Figure content listings
# # #

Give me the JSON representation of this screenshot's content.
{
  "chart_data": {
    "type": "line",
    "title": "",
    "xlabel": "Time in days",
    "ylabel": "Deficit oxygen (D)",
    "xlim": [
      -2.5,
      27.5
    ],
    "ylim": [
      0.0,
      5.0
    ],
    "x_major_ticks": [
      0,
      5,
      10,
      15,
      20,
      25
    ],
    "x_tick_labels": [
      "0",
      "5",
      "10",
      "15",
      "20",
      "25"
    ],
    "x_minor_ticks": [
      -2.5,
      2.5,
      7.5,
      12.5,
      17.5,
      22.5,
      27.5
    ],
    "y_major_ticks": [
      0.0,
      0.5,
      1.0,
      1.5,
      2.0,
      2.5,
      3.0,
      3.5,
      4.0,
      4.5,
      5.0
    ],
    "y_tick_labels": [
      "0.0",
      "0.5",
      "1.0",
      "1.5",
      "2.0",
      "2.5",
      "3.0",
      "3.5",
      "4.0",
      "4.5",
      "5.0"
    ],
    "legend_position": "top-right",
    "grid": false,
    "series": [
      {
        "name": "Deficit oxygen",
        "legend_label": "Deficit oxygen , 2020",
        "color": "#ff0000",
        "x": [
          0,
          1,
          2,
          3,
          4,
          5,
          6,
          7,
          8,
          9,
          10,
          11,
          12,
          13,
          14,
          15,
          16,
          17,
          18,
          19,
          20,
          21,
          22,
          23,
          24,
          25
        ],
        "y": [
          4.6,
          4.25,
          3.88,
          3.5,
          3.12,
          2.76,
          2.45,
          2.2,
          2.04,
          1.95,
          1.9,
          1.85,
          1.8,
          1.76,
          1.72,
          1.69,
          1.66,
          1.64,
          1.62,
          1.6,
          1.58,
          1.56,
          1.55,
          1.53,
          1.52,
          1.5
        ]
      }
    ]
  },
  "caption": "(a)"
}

# # #

Collect from the data above every line that includes "oxygen".

    "ylabel": "Deficit oxygen (D)",
        "name": "Deficit oxygen",
        "legend_label": "Deficit oxygen , 2020",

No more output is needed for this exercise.